-- start Supplied records --

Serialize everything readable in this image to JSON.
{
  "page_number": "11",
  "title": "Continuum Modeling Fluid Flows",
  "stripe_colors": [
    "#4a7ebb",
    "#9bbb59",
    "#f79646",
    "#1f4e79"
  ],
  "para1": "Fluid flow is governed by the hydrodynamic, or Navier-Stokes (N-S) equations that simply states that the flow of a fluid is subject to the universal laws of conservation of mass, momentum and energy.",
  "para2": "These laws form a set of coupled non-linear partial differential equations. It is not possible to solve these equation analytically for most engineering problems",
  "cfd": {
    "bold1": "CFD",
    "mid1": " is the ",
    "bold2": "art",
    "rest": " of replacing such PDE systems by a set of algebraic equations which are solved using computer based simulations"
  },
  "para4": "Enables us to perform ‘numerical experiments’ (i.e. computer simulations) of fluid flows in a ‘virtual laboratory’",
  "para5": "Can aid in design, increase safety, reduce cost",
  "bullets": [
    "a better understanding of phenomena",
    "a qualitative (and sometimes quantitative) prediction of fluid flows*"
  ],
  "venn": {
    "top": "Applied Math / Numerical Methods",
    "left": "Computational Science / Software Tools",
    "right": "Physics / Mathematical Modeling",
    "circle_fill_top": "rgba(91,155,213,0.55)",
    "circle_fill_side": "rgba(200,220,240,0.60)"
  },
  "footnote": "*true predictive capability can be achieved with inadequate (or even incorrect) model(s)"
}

-- end Supplied records --
-- start Supplied records --

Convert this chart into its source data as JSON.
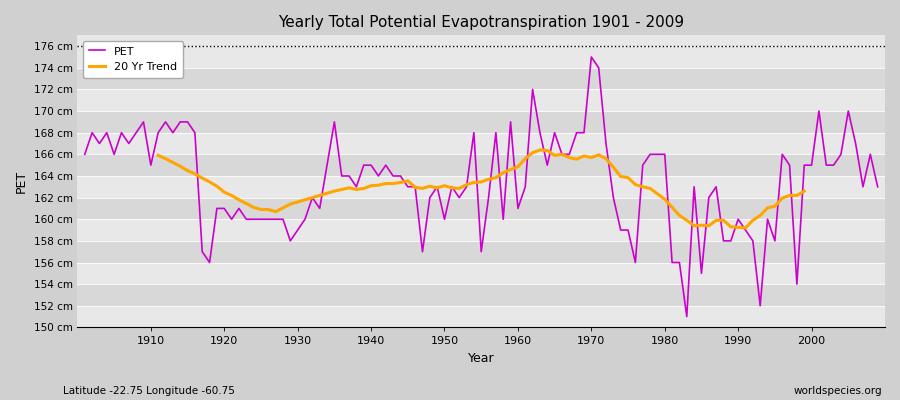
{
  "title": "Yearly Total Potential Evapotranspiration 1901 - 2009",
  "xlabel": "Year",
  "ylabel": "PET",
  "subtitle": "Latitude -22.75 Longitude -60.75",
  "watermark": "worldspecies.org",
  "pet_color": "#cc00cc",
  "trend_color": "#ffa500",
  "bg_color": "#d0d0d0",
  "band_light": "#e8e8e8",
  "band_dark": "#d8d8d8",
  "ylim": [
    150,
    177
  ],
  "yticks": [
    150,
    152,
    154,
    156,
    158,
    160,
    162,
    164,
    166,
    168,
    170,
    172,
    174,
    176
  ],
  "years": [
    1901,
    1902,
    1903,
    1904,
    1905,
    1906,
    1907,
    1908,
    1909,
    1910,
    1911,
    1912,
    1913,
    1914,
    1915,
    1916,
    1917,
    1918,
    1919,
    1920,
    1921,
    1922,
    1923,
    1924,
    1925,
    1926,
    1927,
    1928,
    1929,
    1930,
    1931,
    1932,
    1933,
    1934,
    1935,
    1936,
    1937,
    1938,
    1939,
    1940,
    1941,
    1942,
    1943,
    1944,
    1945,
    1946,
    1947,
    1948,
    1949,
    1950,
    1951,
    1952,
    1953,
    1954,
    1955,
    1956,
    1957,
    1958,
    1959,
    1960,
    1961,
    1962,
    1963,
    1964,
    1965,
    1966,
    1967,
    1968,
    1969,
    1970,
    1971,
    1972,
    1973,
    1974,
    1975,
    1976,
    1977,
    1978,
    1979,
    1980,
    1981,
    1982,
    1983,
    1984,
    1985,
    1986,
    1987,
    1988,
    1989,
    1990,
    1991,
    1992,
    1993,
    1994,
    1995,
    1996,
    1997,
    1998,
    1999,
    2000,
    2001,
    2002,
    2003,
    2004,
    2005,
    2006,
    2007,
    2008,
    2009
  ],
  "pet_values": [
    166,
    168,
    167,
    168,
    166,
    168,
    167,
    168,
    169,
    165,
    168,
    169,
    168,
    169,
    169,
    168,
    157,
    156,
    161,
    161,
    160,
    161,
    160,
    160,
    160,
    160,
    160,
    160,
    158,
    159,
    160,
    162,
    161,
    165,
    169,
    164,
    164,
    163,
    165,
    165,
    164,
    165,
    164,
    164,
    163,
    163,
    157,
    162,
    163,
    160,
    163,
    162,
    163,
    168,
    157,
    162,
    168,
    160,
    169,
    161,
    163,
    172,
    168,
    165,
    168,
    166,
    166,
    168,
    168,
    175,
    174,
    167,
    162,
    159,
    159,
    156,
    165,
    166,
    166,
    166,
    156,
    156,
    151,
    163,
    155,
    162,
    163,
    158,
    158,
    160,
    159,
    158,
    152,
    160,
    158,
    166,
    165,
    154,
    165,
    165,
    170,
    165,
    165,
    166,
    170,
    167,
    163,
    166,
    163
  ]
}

-- end Supplied records --
-- start Supplied records --

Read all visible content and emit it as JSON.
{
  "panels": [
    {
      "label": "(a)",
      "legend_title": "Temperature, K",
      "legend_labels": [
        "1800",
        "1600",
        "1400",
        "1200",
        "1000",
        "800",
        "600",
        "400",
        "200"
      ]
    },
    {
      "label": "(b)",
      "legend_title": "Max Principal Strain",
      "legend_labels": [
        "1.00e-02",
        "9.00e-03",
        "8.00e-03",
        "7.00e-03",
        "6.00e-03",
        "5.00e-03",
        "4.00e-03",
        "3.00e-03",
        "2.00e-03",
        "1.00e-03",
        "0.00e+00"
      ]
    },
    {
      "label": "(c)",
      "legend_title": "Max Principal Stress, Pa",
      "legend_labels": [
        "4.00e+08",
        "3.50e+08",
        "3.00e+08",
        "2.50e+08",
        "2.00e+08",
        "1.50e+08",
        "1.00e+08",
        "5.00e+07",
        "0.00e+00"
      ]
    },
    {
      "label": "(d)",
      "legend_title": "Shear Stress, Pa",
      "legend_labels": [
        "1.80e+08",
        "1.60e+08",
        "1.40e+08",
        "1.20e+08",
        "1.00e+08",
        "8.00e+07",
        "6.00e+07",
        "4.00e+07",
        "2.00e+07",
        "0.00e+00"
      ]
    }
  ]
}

-- end Supplied records --

• **Stated exercise**
Only the count is wanted: report how many lines of the material above hold the word "equations".

• **Written answer**
3